**WHAT YOU NEED TO DO**: Copy out each line containing "this" from the entries below.

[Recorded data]
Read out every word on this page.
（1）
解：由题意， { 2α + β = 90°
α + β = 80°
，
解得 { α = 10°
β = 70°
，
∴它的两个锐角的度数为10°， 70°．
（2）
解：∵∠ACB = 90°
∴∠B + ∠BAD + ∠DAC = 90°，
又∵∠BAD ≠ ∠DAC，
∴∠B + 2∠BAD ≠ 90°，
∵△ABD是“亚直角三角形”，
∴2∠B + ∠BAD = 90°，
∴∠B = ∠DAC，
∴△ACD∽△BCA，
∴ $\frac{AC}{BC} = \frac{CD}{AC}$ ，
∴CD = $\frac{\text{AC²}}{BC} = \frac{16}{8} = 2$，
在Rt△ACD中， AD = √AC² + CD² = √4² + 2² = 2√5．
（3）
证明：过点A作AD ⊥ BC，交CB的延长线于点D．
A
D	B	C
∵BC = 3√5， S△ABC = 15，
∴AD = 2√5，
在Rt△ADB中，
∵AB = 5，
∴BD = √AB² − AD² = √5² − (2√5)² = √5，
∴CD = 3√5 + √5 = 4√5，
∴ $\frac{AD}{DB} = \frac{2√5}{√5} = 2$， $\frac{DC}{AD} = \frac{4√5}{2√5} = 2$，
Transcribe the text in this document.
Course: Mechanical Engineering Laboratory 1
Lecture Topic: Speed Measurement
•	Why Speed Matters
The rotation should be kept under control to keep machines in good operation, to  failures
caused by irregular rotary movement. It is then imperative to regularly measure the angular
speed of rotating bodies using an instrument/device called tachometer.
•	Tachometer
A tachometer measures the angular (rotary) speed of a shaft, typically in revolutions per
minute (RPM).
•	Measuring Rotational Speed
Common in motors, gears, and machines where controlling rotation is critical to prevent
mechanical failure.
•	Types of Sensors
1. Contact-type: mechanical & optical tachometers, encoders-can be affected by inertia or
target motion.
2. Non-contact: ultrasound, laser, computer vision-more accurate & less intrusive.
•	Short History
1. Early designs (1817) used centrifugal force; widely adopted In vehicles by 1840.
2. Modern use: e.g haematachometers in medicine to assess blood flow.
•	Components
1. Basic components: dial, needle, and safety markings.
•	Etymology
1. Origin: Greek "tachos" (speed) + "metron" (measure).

**RESULT**:
Read out every word on this page.
Transcribe the text in this document.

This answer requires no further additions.